**What you will do**
Transcribe the entries that follow exactly as they appear, minus pictures.

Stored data

^^^^

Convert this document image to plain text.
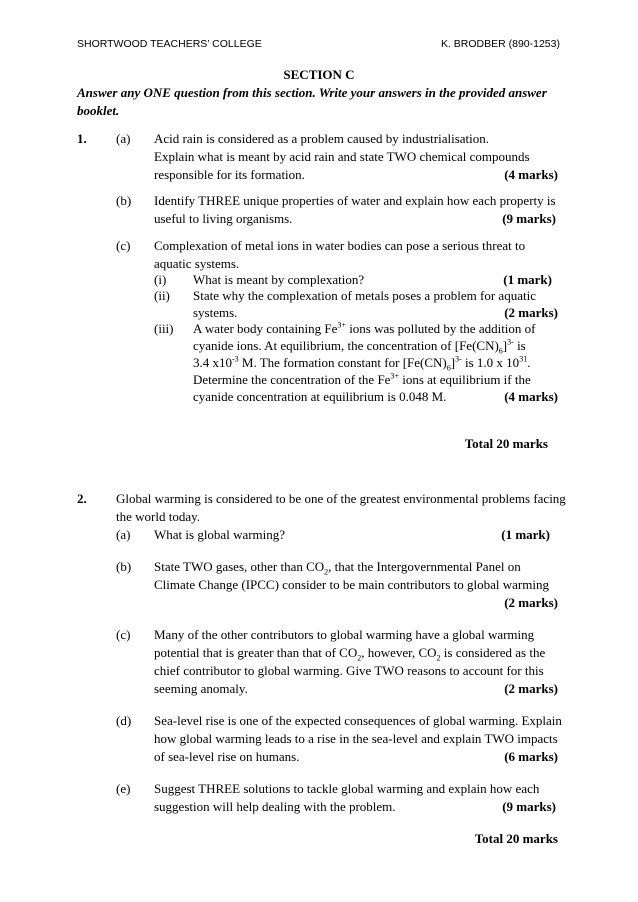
SHORTWOOD TEACHERS’ COLLEGE	K. BRODBER (890-1253)
SECTION C
Answer any ONE question from this section. Write your answers in the provided answer
booklet.
1. (a) Acid rain is considered as a problem caused by industrialisation.
Explain what is meant by acid rain and state TWO chemical compounds
responsible for its formation.	(4 marks)
(b) Identify THREE unique properties of water and explain how each property is
useful to living organisms.	(9 marks)
(c) Complexation of metal ions in water bodies can pose a serious threat to
aquatic systems.
(i) What is meant by complexation?	(1 mark)
(ii) State why the complexation of metals poses a problem for aquatic
systems.	(2 marks)
(iii) A water body containing $Fe^{3+}$ ions was polluted by the addition of
cyanide ions. At equilibrium, the concentration of $[Fe(CN)_6]^{3-}$ is
3.4 $x10^{-3}$ M. The formation constant for $[Fe(CN)_6]^{3-}$ is 1.0 x $10^{31}$.
Determine the concentration of the $Fe^{3+}$ ions at equilibrium if the
cyanide concentration at equilibrium is 0.048 M.	(4 marks)
Total 20 marks
2. Global warming is considered to be one of the greatest environmental problems facing
the world today.
(a) What is global warming?	(1 mark)
(b) State TWO gases, other than $CO_2$, that the Intergovernmental Panel on
Climate Change (IPCC) consider to be main contributors to global warming
(2 marks)
(c) Many of the other contributors to global warming have a global warming
potential that is greater than that of $CO_2$, however, $CO_2$ is considered as the
chief contributor to global warming. Give TWO reasons to account for this
seeming anomaly.	(2 marks)
(d) Sea-level rise is one of the expected consequences of global warming. Explain
how global warming leads to a rise in the sea-level and explain TWO impacts
of sea-level rise on humans.	(6 marks)
(e) Suggest THREE solutions to tackle global warming and explain how each
suggestion will help dealing with the problem.	(9 marks)
Total 20 marks
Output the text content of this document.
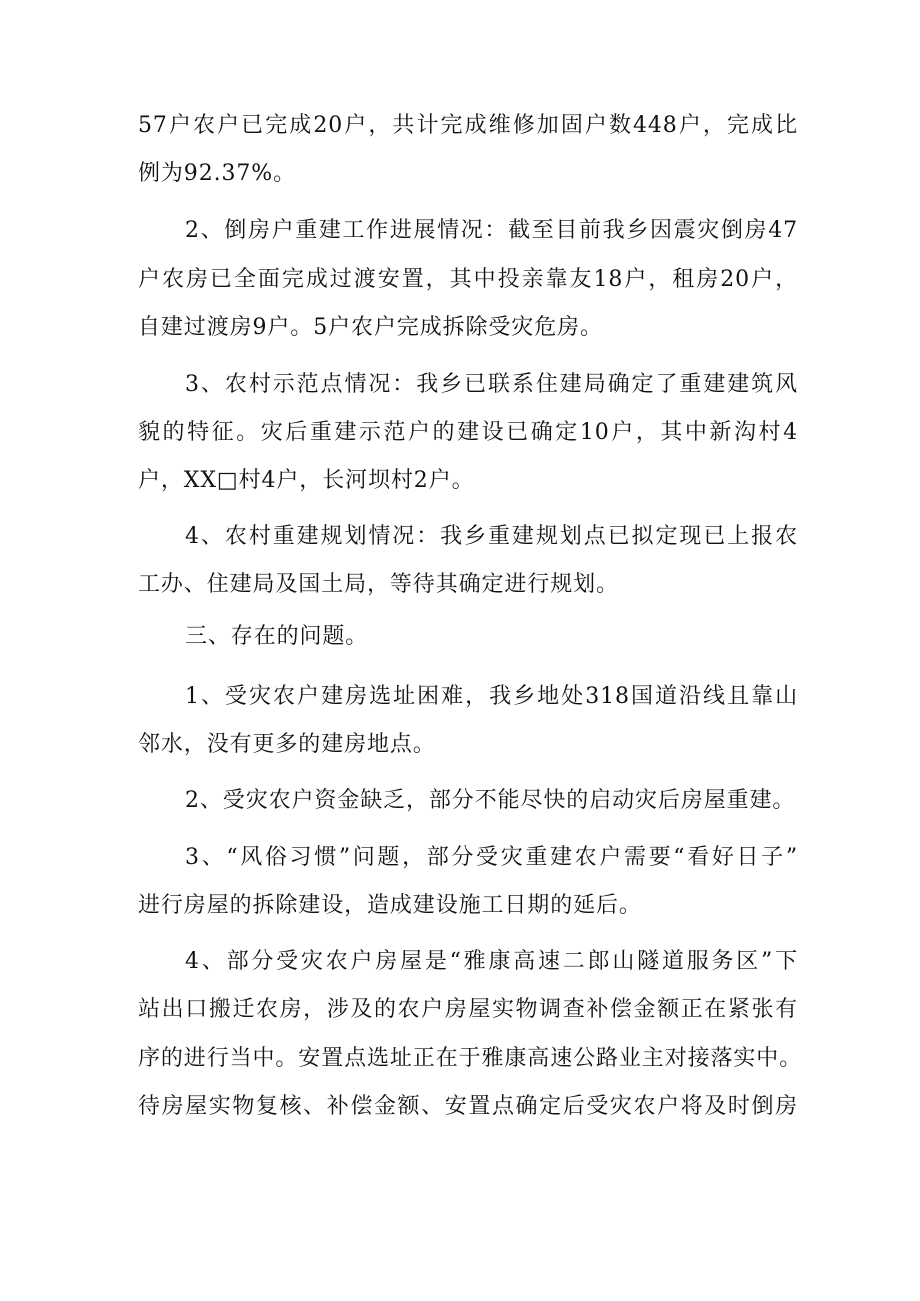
57户农户已完成20户，共计完成维修加固户数448户，完成比
例为92.37%。
2、倒房户重建工作进展情况：截至目前我乡因震灾倒房47
户农房已全面完成过渡安置，其中投亲靠友18户，租房20户，
自建过渡房9户。5户农户完成拆除受灾危房。
3、农村示范点情况：我乡已联系住建局确定了重建建筑风
貌的特征。灾后重建示范户的建设已确定10户，其中新沟村4
户，XX□村4户，长河坝村2户。
4、农村重建规划情况：我乡重建规划点已拟定现已上报农
工办、住建局及国土局，等待其确定进行规划。
三、存在的问题。
1、受灾农户建房选址困难，我乡地处318国道沿线且靠山
邻水，没有更多的建房地点。
2、受灾农户资金缺乏，部分不能尽快的启动灾后房屋重建。
3、“风俗习惯”问题，部分受灾重建农户需要“看好日子”
进行房屋的拆除建设，造成建设施工日期的延后。
4、部分受灾农户房屋是“雅康高速二郎山隧道服务区”下
站出口搬迁农房，涉及的农户房屋实物调查补偿金额正在紧张有
序的进行当中。安置点选址正在于雅康高速公路业主对接落实中。
待房屋实物复核、补偿金额、安置点确定后受灾农户将及时倒房
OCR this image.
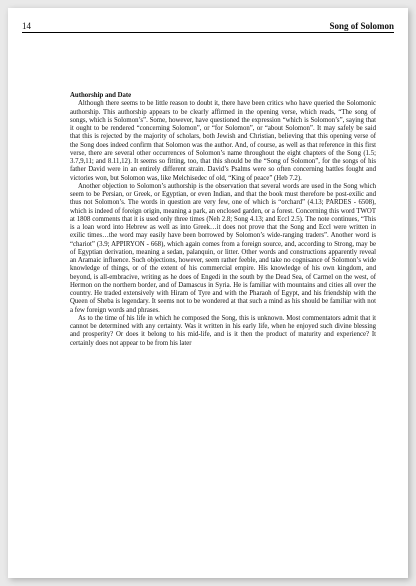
14	Song of Solomon

Authorship and Date

Although there seems to be little reason to doubt it, there have been critics who have queried the Solomonic authorship. This authorship appears to be clearly affirmed in the opening verse, which reads, “The song of songs, which is Solomon’s”. Some, however, have questioned the expression “which is Solomon’s”, saying that it ought to be rendered “concerning Solomon”, or “for Solomon”, or “about Solomon”. It may safely be said that this is rejected by the majority of scholars, both Jewish and Christian, believing that this opening verse of the Song does indeed confirm that Solomon was the author. And, of course, as well as that reference in this first verse, there are several other occurrences of Solomon’s name throughout the eight chapters of the Song (1.5; 3.7,9,11; and 8.11,12). It seems so fitting, too, that this should be the “Song of Solomon”, for the songs of his father David were in an entirely different strain. David’s Psalms were so often concerning battles fought and victories won, but Solomon was, like Melchisedec of old, “King of peace” (Heb 7.2).

Another objection to Solomon’s authorship is the observation that several words are used in the Song which seem to be Persian, or Greek, or Egyptian, or even Indian, and that the book must therefore be post-exilic and thus not Solomon’s. The words in question are very few, one of which is “orchard” (4.13; PARDES - 6508), which is indeed of foreign origin, meaning a park, an enclosed garden, or a forest. Concerning this word TWOT at 1808 comments that it is used only three times (Neh 2.8; Song 4.13; and Eccl 2.5). The note continues, “This is a loan word into Hebrew as well as into Greek…it does not prove that the Song and Eccl were written in exilic times…the word may easily have been borrowed by Solomon’s wide-ranging traders”. Another word is “chariot” (3.9; APPIRYON - 668), which again comes from a foreign source, and, according to Strong, may be of Egyptian derivation, meaning a sedan, palanquin, or litter. Other words and constructions apparently reveal an Aramaic influence. Such objections, however, seem rather feeble, and take no cognisance of Solomon’s wide knowledge of things, or of the extent of his commercial empire. His knowledge of his own kingdom, and beyond, is all-embracive, writing as he does of Engedi in the south by the Dead Sea, of Carmel on the west, of Hermon on the northern border, and of Damascus in Syria. He is familiar with mountains and cities all over the country. He traded extensively with Hiram of Tyre and with the Pharaoh of Egypt, and his friendship with the Queen of Sheba is legendary. It seems not to be wondered at that such a mind as his should be familiar with not a few foreign words and phrases.

As to the time of his life in which he composed the Song, this is unknown. Most commentators admit that it cannot be determined with any certainty. Was it written in his early life, when he enjoyed such divine blessing and prosperity? Or does it belong to his mid-life, and is it then the product of maturity and experience? It certainly does not appear to be from his later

^^^^

**The response**
Convert this document image to plain text.
SHORTWOOD TEACHERS’ COLLEGE	K. BRODBER (890-1253)
SECTION C
Answer any ONE question from this section. Write your answers in the provided answer
booklet.
1. (a) Acid rain is considered as a problem caused by industrialisation.
Explain what is meant by acid rain and state TWO chemical compounds
responsible for its formation.	(4 marks)
(b) Identify THREE unique properties of water and explain how each property is
useful to living organisms.	(9 marks)
(c) Complexation of metal ions in water bodies can pose a serious threat to
aquatic systems.
(i) What is meant by complexation?	(1 mark)
(ii) State why the complexation of metals poses a problem for aquatic
systems.	(2 marks)
(iii) A water body containing $Fe^{3+}$ ions was polluted by the addition of
cyanide ions. At equilibrium, the concentration of $[Fe(CN)_6]^{3-}$ is
3.4 $x10^{-3}$ M. The formation constant for $[Fe(CN)_6]^{3-}$ is 1.0 x $10^{31}$.
Determine the concentration of the $Fe^{3+}$ ions at equilibrium if the
cyanide concentration at equilibrium is 0.048 M.	(4 marks)
Total 20 marks
2. Global warming is considered to be one of the greatest environmental problems facing
the world today.
(a) What is global warming?	(1 mark)
(b) State TWO gases, other than $CO_2$, that the Intergovernmental Panel on
Climate Change (IPCC) consider to be main contributors to global warming
(2 marks)
(c) Many of the other contributors to global warming have a global warming
potential that is greater than that of $CO_2$, however, $CO_2$ is considered as the
chief contributor to global warming. Give TWO reasons to account for this
seeming anomaly.	(2 marks)
(d) Sea-level rise is one of the expected consequences of global warming. Explain
how global warming leads to a rise in the sea-level and explain TWO impacts
of sea-level rise on humans.	(6 marks)
(e) Suggest THREE solutions to tackle global warming and explain how each
suggestion will help dealing with the problem.	(9 marks)
Total 20 marks
Output the text content of this document.
57户农户已完成20户，共计完成维修加固户数448户，完成比
例为92.37%。
2、倒房户重建工作进展情况：截至目前我乡因震灾倒房47
户农房已全面完成过渡安置，其中投亲靠友18户，租房20户，
自建过渡房9户。5户农户完成拆除受灾危房。
3、农村示范点情况：我乡已联系住建局确定了重建建筑风
貌的特征。灾后重建示范户的建设已确定10户，其中新沟村4
户，XX□村4户，长河坝村2户。
4、农村重建规划情况：我乡重建规划点已拟定现已上报农
工办、住建局及国土局，等待其确定进行规划。
三、存在的问题。
1、受灾农户建房选址困难，我乡地处318国道沿线且靠山
邻水，没有更多的建房地点。
2、受灾农户资金缺乏，部分不能尽快的启动灾后房屋重建。
3、“风俗习惯”问题，部分受灾重建农户需要“看好日子”
进行房屋的拆除建设，造成建设施工日期的延后。
4、部分受灾农户房屋是“雅康高速二郎山隧道服务区”下
站出口搬迁农房，涉及的农户房屋实物调查补偿金额正在紧张有
序的进行当中。安置点选址正在于雅康高速公路业主对接落实中。
待房屋实物复核、补偿金额、安置点确定后受灾农户将及时倒房
OCR this image.
14	Song of Solomon

Authorship and Date

Although there seems to be little reason to doubt it, there have been critics who have queried the Solomonic authorship. This authorship appears to be clearly affirmed in the opening verse, which reads, “The song of songs, which is Solomon’s”. Some, however, have questioned the expression “which is Solomon’s”, saying that it ought to be rendered “concerning Solomon”, or “for Solomon”, or “about Solomon”. It may safely be said that this is rejected by the majority of scholars, both Jewish and Christian, believing that this opening verse of the Song does indeed confirm that Solomon was the author. And, of course, as well as that reference in this first verse, there are several other occurrences of Solomon’s name throughout the eight chapters of the Song (1.5; 3.7,9,11; and 8.11,12). It seems so fitting, too, that this should be the “Song of Solomon”, for the songs of his father David were in an entirely different strain. David’s Psalms were so often concerning battles fought and victories won, but Solomon was, like Melchisedec of old, “King of peace” (Heb 7.2).

Another objection to Solomon’s authorship is the observation that several words are used in the Song which seem to be Persian, or Greek, or Egyptian, or even Indian, and that the book must therefore be post-exilic and thus not Solomon’s. The words in question are very few, one of which is “orchard” (4.13; PARDES - 6508), which is indeed of foreign origin, meaning a park, an enclosed garden, or a forest. Concerning this word TWOT at 1808 comments that it is used only three times (Neh 2.8; Song 4.13; and Eccl 2.5). The note continues, “This is a loan word into Hebrew as well as into Greek…it does not prove that the Song and Eccl were written in exilic times…the word may easily have been borrowed by Solomon’s wide-ranging traders”. Another word is “chariot” (3.9; APPIRYON - 668), which again comes from a foreign source, and, according to Strong, may be of Egyptian derivation, meaning a sedan, palanquin, or litter. Other words and constructions apparently reveal an Aramaic influence. Such objections, however, seem rather feeble, and take no cognisance of Solomon’s wide knowledge of things, or of the extent of his commercial empire. His knowledge of his own kingdom, and beyond, is all-embracive, writing as he does of Engedi in the south by the Dead Sea, of Carmel on the west, of Hermon on the northern border, and of Damascus in Syria. He is familiar with mountains and cities all over the country. He traded extensively with Hiram of Tyre and with the Pharaoh of Egypt, and his friendship with the Queen of Sheba is legendary. It seems not to be wondered at that such a mind as his should be familiar with not a few foreign words and phrases.

As to the time of his life in which he composed the Song, this is unknown. Most commentators admit that it cannot be determined with any certainty. Was it written in his early life, when he enjoyed such divine blessing and prosperity? Or does it belong to his mid-life, and is it then the product of maturity and experience? It certainly does not appear to be from his later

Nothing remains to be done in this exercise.